Records from a data source:
§
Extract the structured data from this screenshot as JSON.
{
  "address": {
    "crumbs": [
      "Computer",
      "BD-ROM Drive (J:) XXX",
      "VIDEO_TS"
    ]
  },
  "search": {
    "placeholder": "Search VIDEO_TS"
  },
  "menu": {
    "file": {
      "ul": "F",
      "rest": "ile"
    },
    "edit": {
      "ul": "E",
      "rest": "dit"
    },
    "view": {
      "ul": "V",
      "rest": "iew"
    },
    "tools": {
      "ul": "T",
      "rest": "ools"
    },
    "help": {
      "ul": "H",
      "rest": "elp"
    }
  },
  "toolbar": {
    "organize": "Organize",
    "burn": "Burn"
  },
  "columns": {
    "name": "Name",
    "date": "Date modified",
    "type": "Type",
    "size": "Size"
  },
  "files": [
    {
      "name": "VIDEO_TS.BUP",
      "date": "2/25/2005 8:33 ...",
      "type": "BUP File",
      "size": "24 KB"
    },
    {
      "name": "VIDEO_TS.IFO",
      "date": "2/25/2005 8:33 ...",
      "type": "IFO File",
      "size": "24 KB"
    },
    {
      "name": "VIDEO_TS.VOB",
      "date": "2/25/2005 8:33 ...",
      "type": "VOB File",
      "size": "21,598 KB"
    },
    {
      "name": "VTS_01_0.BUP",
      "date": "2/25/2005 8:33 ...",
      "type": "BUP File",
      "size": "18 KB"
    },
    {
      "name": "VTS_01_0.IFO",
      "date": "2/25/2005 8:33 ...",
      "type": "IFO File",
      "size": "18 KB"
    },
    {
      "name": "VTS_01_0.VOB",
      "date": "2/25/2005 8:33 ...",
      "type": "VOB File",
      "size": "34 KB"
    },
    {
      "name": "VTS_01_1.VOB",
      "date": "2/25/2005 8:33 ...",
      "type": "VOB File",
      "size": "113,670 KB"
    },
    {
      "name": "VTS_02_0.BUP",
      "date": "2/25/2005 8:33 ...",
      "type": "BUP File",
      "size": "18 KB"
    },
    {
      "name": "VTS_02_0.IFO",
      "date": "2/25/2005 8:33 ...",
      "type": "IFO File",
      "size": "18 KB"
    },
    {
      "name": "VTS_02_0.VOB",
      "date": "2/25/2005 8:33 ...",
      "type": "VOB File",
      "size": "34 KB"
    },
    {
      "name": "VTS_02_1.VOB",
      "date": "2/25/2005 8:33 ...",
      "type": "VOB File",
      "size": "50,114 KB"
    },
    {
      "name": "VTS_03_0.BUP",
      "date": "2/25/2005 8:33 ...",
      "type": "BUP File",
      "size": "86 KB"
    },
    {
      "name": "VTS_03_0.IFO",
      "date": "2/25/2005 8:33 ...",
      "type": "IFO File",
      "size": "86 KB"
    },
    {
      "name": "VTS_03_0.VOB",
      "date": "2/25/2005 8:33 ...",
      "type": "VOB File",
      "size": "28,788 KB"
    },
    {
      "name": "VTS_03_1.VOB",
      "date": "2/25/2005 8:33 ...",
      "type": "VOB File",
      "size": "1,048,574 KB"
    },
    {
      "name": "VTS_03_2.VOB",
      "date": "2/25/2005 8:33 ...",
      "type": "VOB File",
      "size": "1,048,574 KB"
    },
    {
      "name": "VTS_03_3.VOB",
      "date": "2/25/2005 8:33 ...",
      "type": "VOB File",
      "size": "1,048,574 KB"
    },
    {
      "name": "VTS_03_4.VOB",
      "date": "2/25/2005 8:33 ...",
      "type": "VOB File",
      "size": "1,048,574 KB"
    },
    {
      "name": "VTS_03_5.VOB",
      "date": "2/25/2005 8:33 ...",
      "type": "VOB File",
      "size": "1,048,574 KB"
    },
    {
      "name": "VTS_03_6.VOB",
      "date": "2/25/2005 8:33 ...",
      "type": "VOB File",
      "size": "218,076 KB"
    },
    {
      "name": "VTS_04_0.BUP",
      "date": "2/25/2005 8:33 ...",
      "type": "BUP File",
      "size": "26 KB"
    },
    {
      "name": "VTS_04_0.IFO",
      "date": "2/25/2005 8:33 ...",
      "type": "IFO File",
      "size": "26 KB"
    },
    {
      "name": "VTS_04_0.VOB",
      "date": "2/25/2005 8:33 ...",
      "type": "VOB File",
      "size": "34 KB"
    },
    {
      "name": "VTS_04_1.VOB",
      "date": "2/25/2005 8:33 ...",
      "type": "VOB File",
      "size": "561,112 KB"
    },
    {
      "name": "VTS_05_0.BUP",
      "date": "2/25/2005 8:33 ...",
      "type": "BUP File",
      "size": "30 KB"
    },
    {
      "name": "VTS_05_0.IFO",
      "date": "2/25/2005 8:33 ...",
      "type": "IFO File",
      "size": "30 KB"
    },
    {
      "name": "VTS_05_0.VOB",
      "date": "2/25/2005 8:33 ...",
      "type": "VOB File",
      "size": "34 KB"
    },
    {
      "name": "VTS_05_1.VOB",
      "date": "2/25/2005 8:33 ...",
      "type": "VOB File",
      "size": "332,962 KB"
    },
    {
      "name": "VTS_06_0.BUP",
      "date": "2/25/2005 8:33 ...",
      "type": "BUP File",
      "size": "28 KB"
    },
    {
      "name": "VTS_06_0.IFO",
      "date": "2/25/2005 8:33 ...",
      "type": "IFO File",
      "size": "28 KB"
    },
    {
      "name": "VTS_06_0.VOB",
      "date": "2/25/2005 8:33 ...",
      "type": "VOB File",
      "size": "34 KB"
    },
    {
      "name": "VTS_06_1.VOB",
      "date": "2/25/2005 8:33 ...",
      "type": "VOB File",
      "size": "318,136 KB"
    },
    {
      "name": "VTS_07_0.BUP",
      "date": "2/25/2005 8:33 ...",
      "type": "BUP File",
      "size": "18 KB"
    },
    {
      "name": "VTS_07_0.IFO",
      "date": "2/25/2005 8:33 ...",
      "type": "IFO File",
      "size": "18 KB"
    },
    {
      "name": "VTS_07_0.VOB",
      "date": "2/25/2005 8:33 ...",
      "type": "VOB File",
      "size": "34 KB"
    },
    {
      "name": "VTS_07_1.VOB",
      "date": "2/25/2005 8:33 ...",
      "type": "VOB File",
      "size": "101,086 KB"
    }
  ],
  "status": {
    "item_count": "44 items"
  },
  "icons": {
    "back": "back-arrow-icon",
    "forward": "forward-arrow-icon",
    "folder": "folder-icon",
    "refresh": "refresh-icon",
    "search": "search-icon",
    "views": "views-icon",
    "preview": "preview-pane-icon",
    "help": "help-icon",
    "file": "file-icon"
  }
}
§
Task: Quote the data above in full, changing nothing.

Task result:
Extract the structured data from this screenshot as JSON.
{
  "address": {
    "crumbs": [
      "Computer",
      "BD-ROM Drive (J:) XXX",
      "VIDEO_TS"
    ]
  },
  "search": {
    "placeholder": "Search VIDEO_TS"
  },
  "menu": {
    "file": {
      "ul": "F",
      "rest": "ile"
    },
    "edit": {
      "ul": "E",
      "rest": "dit"
    },
    "view": {
      "ul": "V",
      "rest": "iew"
    },
    "tools": {
      "ul": "T",
      "rest": "ools"
    },
    "help": {
      "ul": "H",
      "rest": "elp"
    }
  },
  "toolbar": {
    "organize": "Organize",
    "burn": "Burn"
  },
  "columns": {
    "name": "Name",
    "date": "Date modified",
    "type": "Type",
    "size": "Size"
  },
  "files": [
    {
      "name": "VIDEO_TS.BUP",
      "date": "2/25/2005 8:33 ...",
      "type": "BUP File",
      "size": "24 KB"
    },
    {
      "name": "VIDEO_TS.IFO",
      "date": "2/25/2005 8:33 ...",
      "type": "IFO File",
      "size": "24 KB"
    },
    {
      "name": "VIDEO_TS.VOB",
      "date": "2/25/2005 8:33 ...",
      "type": "VOB File",
      "size": "21,598 KB"
    },
    {
      "name": "VTS_01_0.BUP",
      "date": "2/25/2005 8:33 ...",
      "type": "BUP File",
      "size": "18 KB"
    },
    {
      "name": "VTS_01_0.IFO",
      "date": "2/25/2005 8:33 ...",
      "type": "IFO File",
      "size": "18 KB"
    },
    {
      "name": "VTS_01_0.VOB",
      "date": "2/25/2005 8:33 ...",
      "type": "VOB File",
      "size": "34 KB"
    },
    {
      "name": "VTS_01_1.VOB",
      "date": "2/25/2005 8:33 ...",
      "type": "VOB File",
      "size": "113,670 KB"
    },
    {
      "name": "VTS_02_0.BUP",
      "date": "2/25/2005 8:33 ...",
      "type": "BUP File",
      "size": "18 KB"
    },
    {
      "name": "VTS_02_0.IFO",
      "date": "2/25/2005 8:33 ...",
      "type": "IFO File",
      "size": "18 KB"
    },
    {
      "name": "VTS_02_0.VOB",
      "date": "2/25/2005 8:33 ...",
      "type": "VOB File",
      "size": "34 KB"
    },
    {
      "name": "VTS_02_1.VOB",
      "date": "2/25/2005 8:33 ...",
      "type": "VOB File",
      "size": "50,114 KB"
    },
    {
      "name": "VTS_03_0.BUP",
      "date": "2/25/2005 8:33 ...",
      "type": "BUP File",
      "size": "86 KB"
    },
    {
      "name": "VTS_03_0.IFO",
      "date": "2/25/2005 8:33 ...",
      "type": "IFO File",
      "size": "86 KB"
    },
    {
      "name": "VTS_03_0.VOB",
      "date": "2/25/2005 8:33 ...",
      "type": "VOB File",
      "size": "28,788 KB"
    },
    {
      "name": "VTS_03_1.VOB",
      "date": "2/25/2005 8:33 ...",
      "type": "VOB File",
      "size": "1,048,574 KB"
    },
    {
      "name": "VTS_03_2.VOB",
      "date": "2/25/2005 8:33 ...",
      "type": "VOB File",
      "size": "1,048,574 KB"
    },
    {
      "name": "VTS_03_3.VOB",
      "date": "2/25/2005 8:33 ...",
      "type": "VOB File",
      "size": "1,048,574 KB"
    },
    {
      "name": "VTS_03_4.VOB",
      "date": "2/25/2005 8:33 ...",
      "type": "VOB File",
      "size": "1,048,574 KB"
    },
    {
      "name": "VTS_03_5.VOB",
      "date": "2/25/2005 8:33 ...",
      "type": "VOB File",
      "size": "1,048,574 KB"
    },
    {
      "name": "VTS_03_6.VOB",
      "date": "2/25/2005 8:33 ...",
      "type": "VOB File",
      "size": "218,076 KB"
    },
    {
      "name": "VTS_04_0.BUP",
      "date": "2/25/2005 8:33 ...",
      "type": "BUP File",
      "size": "26 KB"
    },
    {
      "name": "VTS_04_0.IFO",
      "date": "2/25/2005 8:33 ...",
      "type": "IFO File",
      "size": "26 KB"
    },
    {
      "name": "VTS_04_0.VOB",
      "date": "2/25/2005 8:33 ...",
      "type": "VOB File",
      "size": "34 KB"
    },
    {
      "name": "VTS_04_1.VOB",
      "date": "2/25/2005 8:33 ...",
      "type": "VOB File",
      "size": "561,112 KB"
    },
    {
      "name": "VTS_05_0.BUP",
      "date": "2/25/2005 8:33 ...",
      "type": "BUP File",
      "size": "30 KB"
    },
    {
      "name": "VTS_05_0.IFO",
      "date": "2/25/2005 8:33 ...",
      "type": "IFO File",
      "size": "30 KB"
    },
    {
      "name": "VTS_05_0.VOB",
      "date": "2/25/2005 8:33 ...",
      "type": "VOB File",
      "size": "34 KB"
    },
    {
      "name": "VTS_05_1.VOB",
      "date": "2/25/2005 8:33 ...",
      "type": "VOB File",
      "size": "332,962 KB"
    },
    {
      "name": "VTS_06_0.BUP",
      "date": "2/25/2005 8:33 ...",
      "type": "BUP File",
      "size": "28 KB"
    },
    {
      "name": "VTS_06_0.IFO",
      "date": "2/25/2005 8:33 ...",
      "type": "IFO File",
      "size": "28 KB"
    },
    {
      "name": "VTS_06_0.VOB",
      "date": "2/25/2005 8:33 ...",
      "type": "VOB File",
      "size": "34 KB"
    },
    {
      "name": "VTS_06_1.VOB",
      "date": "2/25/2005 8:33 ...",
      "type": "VOB File",
      "size": "318,136 KB"
    },
    {
      "name": "VTS_07_0.BUP",
      "date": "2/25/2005 8:33 ...",
      "type": "BUP File",
      "size": "18 KB"
    },
    {
      "name": "VTS_07_0.IFO",
      "date": "2/25/2005 8:33 ...",
      "type": "IFO File",
      "size": "18 KB"
    },
    {
      "name": "VTS_07_0.VOB",
      "date": "2/25/2005 8:33 ...",
      "type": "VOB File",
      "size": "34 KB"
    },
    {
      "name": "VTS_07_1.VOB",
      "date": "2/25/2005 8:33 ...",
      "type": "VOB File",
      "size": "101,086 KB"
    }
  ],
  "status": {
    "item_count": "44 items"
  },
  "icons": {
    "back": "back-arrow-icon",
    "forward": "forward-arrow-icon",
    "folder": "folder-icon",
    "refresh": "refresh-icon",
    "search": "search-icon",
    "views": "views-icon",
    "preview": "preview-pane-icon",
    "help": "help-icon",
    "file": "file-icon"
  }
}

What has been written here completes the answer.